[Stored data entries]
>>>>
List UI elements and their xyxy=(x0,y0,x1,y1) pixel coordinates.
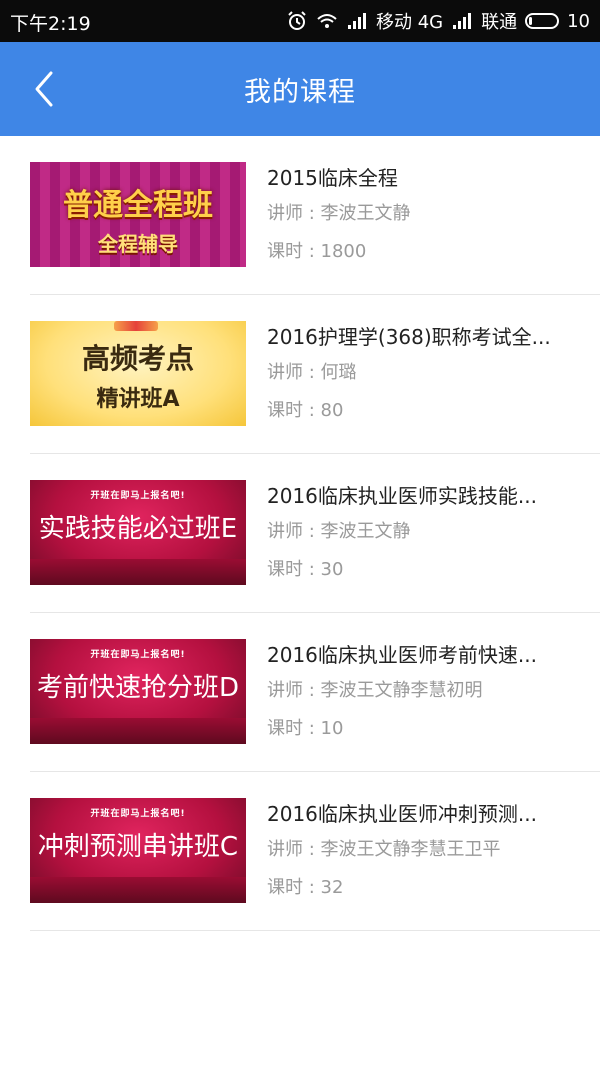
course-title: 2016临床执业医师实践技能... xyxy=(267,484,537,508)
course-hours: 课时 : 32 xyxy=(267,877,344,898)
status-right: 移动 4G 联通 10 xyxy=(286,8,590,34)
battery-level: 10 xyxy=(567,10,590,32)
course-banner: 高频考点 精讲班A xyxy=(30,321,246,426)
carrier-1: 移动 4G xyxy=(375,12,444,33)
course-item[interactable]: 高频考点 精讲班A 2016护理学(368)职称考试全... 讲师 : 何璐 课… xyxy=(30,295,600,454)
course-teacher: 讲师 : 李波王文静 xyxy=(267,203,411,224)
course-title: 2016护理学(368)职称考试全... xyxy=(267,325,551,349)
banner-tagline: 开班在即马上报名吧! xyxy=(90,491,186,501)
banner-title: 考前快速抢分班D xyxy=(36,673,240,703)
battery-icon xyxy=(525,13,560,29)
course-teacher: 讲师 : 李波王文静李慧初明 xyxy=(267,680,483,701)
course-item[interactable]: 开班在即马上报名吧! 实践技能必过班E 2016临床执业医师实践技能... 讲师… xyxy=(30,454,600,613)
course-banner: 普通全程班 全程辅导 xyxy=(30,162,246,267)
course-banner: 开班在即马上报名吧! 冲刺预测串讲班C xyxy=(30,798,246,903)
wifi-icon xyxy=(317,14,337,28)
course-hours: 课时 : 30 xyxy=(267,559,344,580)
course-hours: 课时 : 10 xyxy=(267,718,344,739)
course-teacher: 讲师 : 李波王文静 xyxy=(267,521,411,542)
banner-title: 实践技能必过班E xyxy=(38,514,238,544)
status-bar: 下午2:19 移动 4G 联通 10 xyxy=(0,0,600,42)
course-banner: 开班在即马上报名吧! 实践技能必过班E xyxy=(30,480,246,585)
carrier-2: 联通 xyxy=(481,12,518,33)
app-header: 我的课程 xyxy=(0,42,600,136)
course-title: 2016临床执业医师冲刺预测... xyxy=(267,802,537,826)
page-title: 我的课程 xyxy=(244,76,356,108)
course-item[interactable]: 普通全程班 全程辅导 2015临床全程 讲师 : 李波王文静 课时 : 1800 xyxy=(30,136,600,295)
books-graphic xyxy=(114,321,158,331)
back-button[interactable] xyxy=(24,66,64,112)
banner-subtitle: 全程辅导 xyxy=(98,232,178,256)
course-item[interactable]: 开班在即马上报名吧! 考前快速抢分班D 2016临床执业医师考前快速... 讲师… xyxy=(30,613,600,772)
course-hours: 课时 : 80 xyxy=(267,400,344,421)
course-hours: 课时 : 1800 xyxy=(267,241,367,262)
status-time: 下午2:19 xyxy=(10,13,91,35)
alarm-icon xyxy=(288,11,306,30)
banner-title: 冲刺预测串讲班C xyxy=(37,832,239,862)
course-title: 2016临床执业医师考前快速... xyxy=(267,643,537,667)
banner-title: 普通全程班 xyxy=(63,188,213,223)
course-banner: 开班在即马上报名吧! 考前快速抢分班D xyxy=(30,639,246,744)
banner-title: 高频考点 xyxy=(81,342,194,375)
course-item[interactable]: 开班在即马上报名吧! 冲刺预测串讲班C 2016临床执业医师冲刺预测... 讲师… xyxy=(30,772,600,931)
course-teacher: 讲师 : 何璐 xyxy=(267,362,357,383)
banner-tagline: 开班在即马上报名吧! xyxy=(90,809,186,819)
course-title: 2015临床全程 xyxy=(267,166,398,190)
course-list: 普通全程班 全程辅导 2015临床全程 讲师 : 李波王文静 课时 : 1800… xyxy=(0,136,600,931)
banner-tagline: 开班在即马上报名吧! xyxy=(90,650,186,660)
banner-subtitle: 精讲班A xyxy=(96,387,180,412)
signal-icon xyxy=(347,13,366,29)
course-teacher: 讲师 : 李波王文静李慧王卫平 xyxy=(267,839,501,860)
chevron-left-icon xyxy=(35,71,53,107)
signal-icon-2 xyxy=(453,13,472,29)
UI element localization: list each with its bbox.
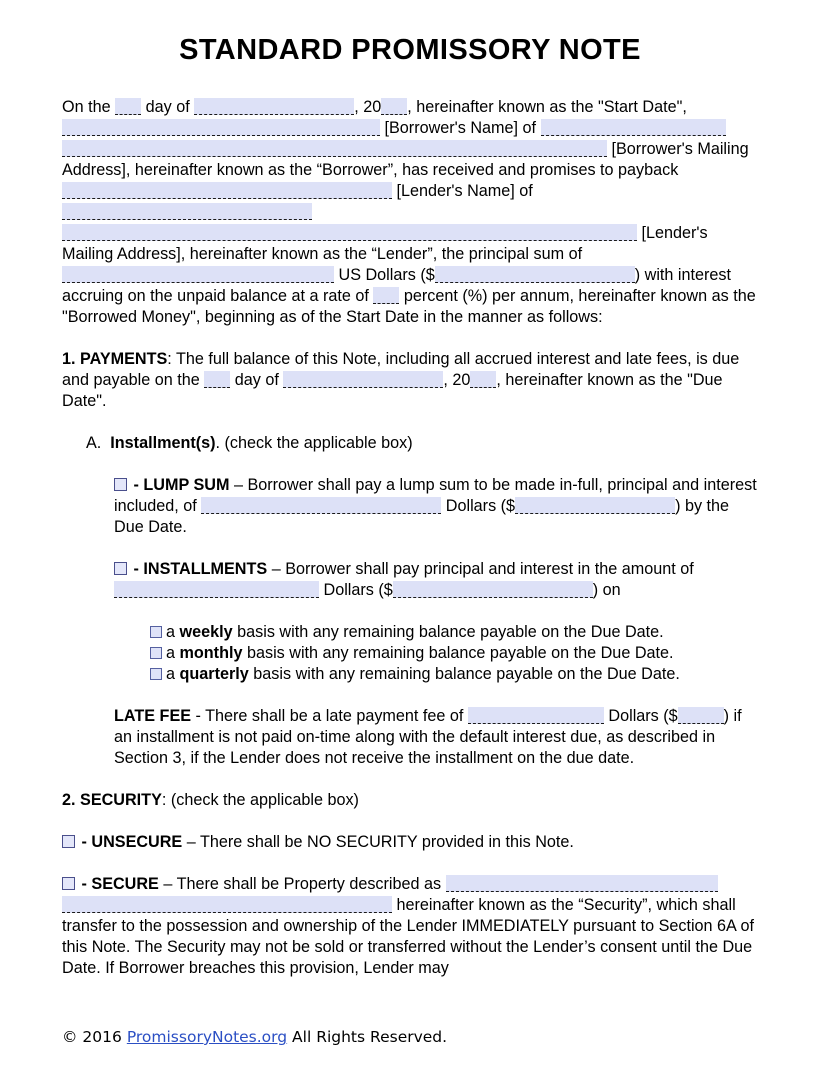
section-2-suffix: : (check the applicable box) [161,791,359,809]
<<<<
» **Stated task**
Write out the lines from the one with "course-title: 2016临床执业医师实践技能... xyxy=(267,484,537,508)" to the one with "course-item[interactable]: 高频考点 精讲班A", word for word and keeping both ends.

» **Output of the task**
course-title: 2016临床执业医师实践技能... xyxy=(267,484,537,508)
course-hours: 课时 : 32 xyxy=(267,877,344,898)
status-right: 移动 4G 联通 10 xyxy=(286,8,590,34)
battery-level: 10 xyxy=(567,10,590,32)
course-banner: 高频考点 精讲班A xyxy=(30,321,246,426)
carrier-1: 移动 4G xyxy=(375,12,444,33)
course-item[interactable]: 高频考点 精讲班A 2016护理学(368)职称考试全... 讲师 : 何璐 课… xyxy=(30,295,600,454)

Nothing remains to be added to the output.